Stated problem - Below are some records; retype all of them exactly.

Entries shown -
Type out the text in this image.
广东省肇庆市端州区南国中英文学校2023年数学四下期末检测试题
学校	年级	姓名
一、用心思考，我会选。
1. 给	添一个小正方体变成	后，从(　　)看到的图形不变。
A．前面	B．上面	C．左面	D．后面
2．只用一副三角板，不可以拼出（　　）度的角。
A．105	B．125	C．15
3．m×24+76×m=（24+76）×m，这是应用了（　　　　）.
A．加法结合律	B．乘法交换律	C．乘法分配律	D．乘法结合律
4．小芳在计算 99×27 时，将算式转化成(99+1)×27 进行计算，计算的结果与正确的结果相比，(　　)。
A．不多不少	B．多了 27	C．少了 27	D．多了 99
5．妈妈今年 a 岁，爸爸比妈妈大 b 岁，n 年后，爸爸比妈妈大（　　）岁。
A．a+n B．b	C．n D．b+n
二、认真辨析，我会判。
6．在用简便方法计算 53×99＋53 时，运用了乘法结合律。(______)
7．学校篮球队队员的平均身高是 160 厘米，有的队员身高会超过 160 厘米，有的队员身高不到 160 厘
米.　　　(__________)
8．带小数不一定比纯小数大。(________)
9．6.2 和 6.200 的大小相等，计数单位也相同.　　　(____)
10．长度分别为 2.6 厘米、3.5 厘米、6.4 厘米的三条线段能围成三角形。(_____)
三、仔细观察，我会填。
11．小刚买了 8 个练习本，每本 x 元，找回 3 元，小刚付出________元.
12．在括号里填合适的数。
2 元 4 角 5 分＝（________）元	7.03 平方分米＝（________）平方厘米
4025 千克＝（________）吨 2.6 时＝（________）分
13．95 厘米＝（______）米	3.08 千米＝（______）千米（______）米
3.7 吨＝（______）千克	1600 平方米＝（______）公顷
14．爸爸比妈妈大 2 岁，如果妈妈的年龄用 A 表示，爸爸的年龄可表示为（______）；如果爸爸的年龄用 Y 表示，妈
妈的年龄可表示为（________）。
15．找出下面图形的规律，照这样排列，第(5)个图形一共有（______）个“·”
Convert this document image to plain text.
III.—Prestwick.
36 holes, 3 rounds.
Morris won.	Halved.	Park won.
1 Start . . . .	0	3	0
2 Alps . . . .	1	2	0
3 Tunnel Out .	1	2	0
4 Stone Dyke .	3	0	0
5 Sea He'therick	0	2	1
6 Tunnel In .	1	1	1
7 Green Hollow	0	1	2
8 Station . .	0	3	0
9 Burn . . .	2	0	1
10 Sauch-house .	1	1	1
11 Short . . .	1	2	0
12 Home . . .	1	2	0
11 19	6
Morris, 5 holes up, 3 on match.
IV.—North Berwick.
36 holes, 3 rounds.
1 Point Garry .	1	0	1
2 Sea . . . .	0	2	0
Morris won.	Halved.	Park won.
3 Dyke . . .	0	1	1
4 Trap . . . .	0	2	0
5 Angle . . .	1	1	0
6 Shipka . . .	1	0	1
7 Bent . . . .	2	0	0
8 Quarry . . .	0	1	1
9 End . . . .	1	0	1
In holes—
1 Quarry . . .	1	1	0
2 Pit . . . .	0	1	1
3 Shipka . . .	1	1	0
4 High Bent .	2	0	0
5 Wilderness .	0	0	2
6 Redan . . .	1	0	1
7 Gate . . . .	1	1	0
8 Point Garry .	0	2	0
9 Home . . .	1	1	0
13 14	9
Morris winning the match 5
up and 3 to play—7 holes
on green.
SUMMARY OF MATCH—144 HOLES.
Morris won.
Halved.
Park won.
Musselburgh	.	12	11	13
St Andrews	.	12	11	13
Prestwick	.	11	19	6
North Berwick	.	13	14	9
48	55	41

Output below -
Type out the text in this image.
广东省肇庆市端州区南国中英文学校2023年数学四下期末检测试题
学校	年级	姓名
一、用心思考，我会选。
1. 给	添一个小正方体变成	后，从(　　)看到的图形不变。
A．前面	B．上面	C．左面	D．后面
2．只用一副三角板，不可以拼出（　　）度的角。
A．105	B．125	C．15
3．m×24+76×m=（24+76）×m，这是应用了（　　　　）.
A．加法结合律	B．乘法交换律	C．乘法分配律	D．乘法结合律
4．小芳在计算 99×27 时，将算式转化成(99+1)×27 进行计算，计算的结果与正确的结果相比，(　　)。
A．不多不少	B．多了 27	C．少了 27	D．多了 99
5．妈妈今年 a 岁，爸爸比妈妈大 b 岁，n 年后，爸爸比妈妈大（　　）岁。
A．a+n B．b	C．n D．b+n
二、认真辨析，我会判。
6．在用简便方法计算 53×99＋53 时，运用了乘法结合律。(______)
7．学校篮球队队员的平均身高是 160 厘米，有的队员身高会超过 160 厘米，有的队员身高不到 160 厘
米.　　　(__________)
8．带小数不一定比纯小数大。(________)
9．6.2 和 6.200 的大小相等，计数单位也相同.　　　(____)
10．长度分别为 2.6 厘米、3.5 厘米、6.4 厘米的三条线段能围成三角形。(_____)
三、仔细观察，我会填。
11．小刚买了 8 个练习本，每本 x 元，找回 3 元，小刚付出________元.
12．在括号里填合适的数。
2 元 4 角 5 分＝（________）元	7.03 平方分米＝（________）平方厘米
4025 千克＝（________）吨 2.6 时＝（________）分
13．95 厘米＝（______）米	3.08 千米＝（______）千米（______）米
3.7 吨＝（______）千克	1600 平方米＝（______）公顷
14．爸爸比妈妈大 2 岁，如果妈妈的年龄用 A 表示，爸爸的年龄可表示为（______）；如果爸爸的年龄用 Y 表示，妈
妈的年龄可表示为（________）。
15．找出下面图形的规律，照这样排列，第(5)个图形一共有（______）个“·”
Convert this document image to plain text.
III.—Prestwick.
36 holes, 3 rounds.
Morris won.	Halved.	Park won.
1 Start . . . .	0	3	0
2 Alps . . . .	1	2	0
3 Tunnel Out .	1	2	0
4 Stone Dyke .	3	0	0
5 Sea He'therick	0	2	1
6 Tunnel In .	1	1	1
7 Green Hollow	0	1	2
8 Station . .	0	3	0
9 Burn . . .	2	0	1
10 Sauch-house .	1	1	1
11 Short . . .	1	2	0
12 Home . . .	1	2	0
11 19	6
Morris, 5 holes up, 3 on match.
IV.—North Berwick.
36 holes, 3 rounds.
1 Point Garry .	1	0	1
2 Sea . . . .	0	2	0
Morris won.	Halved.	Park won.
3 Dyke . . .	0	1	1
4 Trap . . . .	0	2	0
5 Angle . . .	1	1	0
6 Shipka . . .	1	0	1
7 Bent . . . .	2	0	0
8 Quarry . . .	0	1	1
9 End . . . .	1	0	1
In holes—
1 Quarry . . .	1	1	0
2 Pit . . . .	0	1	1
3 Shipka . . .	1	1	0
4 High Bent .	2	0	0
5 Wilderness .	0	0	2
6 Redan . . .	1	0	1
7 Gate . . . .	1	1	0
8 Point Garry .	0	2	0
9 Home . . .	1	1	0
13 14	9
Morris winning the match 5
up and 3 to play—7 holes
on green.
SUMMARY OF MATCH—144 HOLES.
Morris won.
Halved.
Park won.
Musselburgh	.	12	11	13
St Andrews	.	12	11	13
Prestwick	.	11	19	6
North Berwick	.	13	14	9
48	55	41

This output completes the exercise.